Source records
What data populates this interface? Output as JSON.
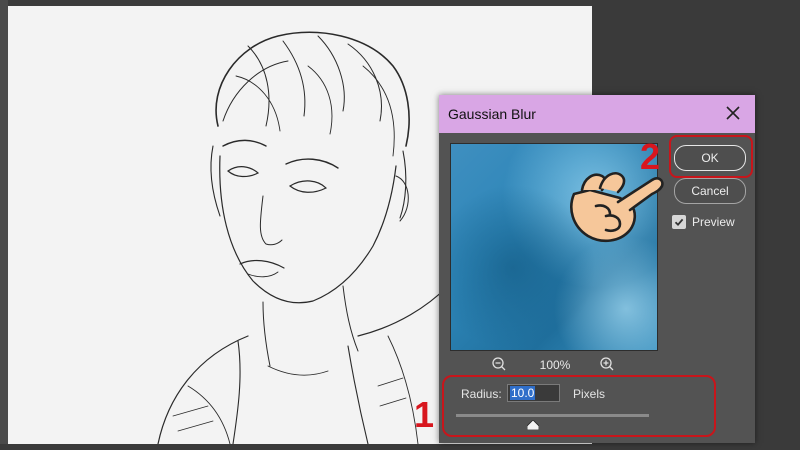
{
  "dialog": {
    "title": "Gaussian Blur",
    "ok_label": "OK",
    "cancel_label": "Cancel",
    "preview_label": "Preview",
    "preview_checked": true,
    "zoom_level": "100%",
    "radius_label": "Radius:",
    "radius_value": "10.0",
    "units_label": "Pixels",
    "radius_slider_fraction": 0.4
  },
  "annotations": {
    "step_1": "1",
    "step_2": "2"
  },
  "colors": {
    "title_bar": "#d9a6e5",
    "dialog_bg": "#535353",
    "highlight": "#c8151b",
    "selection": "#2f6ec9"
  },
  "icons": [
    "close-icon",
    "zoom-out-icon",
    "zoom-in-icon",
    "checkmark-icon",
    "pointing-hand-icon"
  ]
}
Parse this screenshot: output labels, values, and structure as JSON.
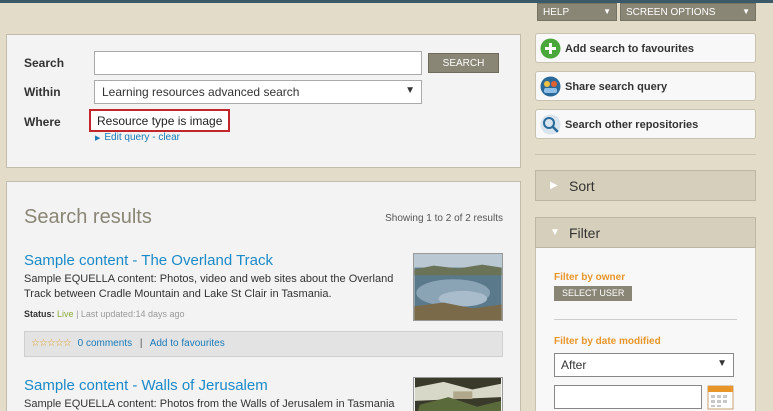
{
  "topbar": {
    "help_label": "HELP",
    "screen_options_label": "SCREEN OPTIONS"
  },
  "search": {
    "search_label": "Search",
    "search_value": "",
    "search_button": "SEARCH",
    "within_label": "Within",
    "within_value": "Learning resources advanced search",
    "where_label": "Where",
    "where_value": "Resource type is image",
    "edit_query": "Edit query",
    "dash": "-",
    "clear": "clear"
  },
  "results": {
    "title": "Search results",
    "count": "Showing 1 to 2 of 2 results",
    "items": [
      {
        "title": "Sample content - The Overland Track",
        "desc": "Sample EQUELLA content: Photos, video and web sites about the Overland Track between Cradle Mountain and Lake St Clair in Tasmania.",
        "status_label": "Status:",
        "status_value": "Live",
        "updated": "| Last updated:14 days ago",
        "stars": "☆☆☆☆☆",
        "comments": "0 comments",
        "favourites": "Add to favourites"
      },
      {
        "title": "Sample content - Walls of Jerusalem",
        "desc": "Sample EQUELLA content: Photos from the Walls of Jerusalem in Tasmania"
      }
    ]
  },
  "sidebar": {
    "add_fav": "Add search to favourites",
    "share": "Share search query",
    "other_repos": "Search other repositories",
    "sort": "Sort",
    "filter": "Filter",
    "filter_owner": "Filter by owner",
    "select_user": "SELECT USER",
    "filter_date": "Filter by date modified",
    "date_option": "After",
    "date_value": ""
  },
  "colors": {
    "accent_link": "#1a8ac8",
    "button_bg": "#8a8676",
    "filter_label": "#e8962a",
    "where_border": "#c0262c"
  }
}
* * *
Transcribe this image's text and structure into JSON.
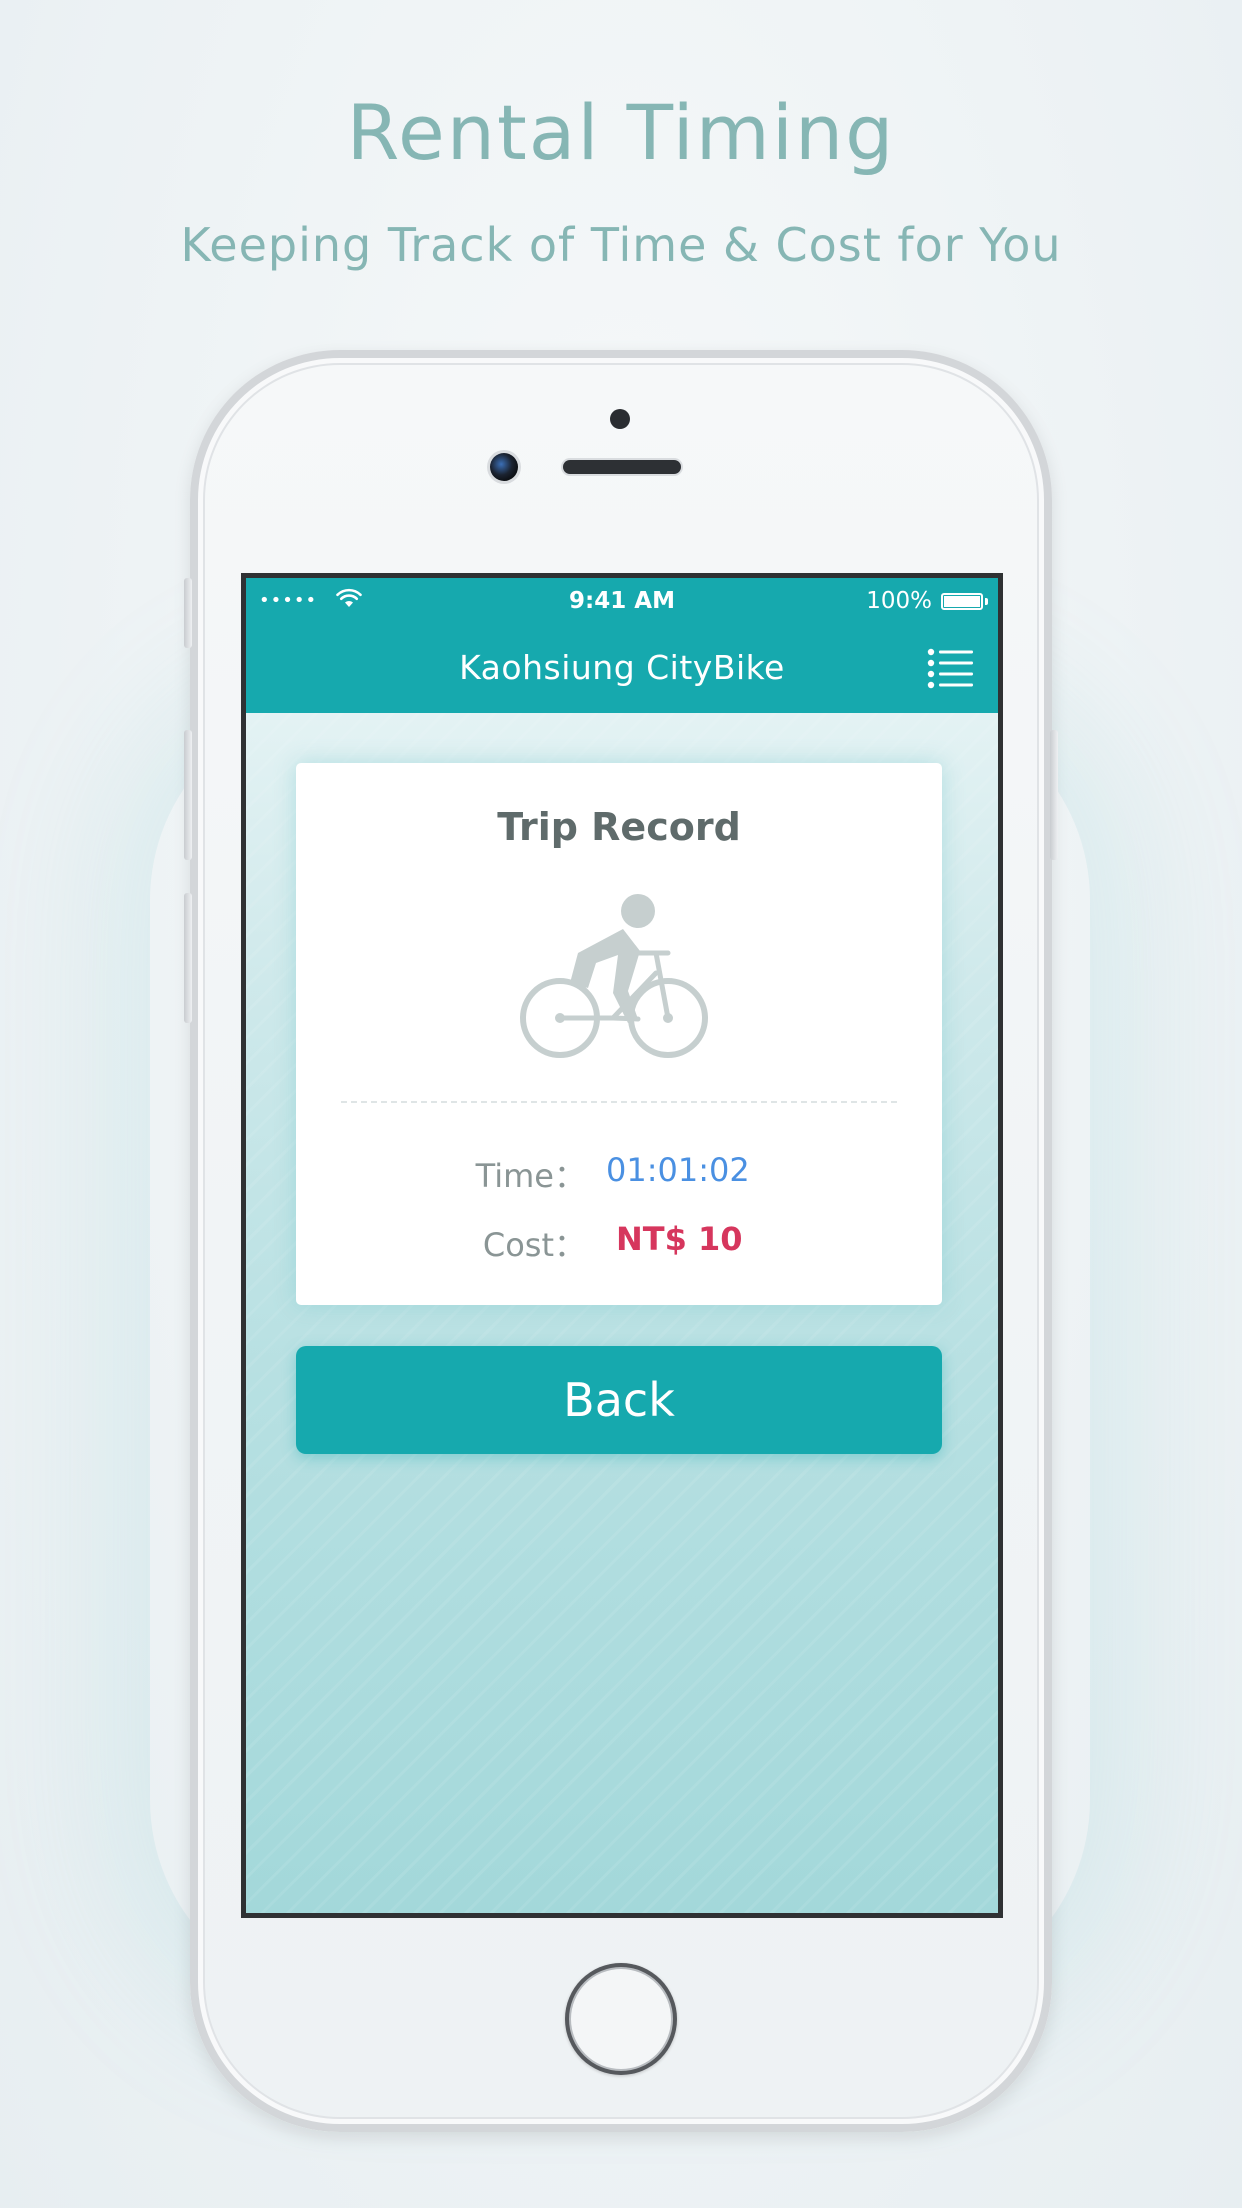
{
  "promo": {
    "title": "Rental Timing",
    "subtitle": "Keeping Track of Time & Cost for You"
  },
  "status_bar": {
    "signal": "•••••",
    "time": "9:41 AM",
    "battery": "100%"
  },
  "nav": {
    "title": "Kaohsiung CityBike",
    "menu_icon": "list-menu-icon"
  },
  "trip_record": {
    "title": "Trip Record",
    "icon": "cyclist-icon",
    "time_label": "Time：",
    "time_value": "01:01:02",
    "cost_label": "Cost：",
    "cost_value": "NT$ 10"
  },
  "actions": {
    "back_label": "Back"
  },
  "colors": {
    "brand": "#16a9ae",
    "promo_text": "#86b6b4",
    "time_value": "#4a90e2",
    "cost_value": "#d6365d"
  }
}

### Task objective:
How many lines in the records above contain the word "EQUELLA"? Reply with the number alone.

### Complete answer:
2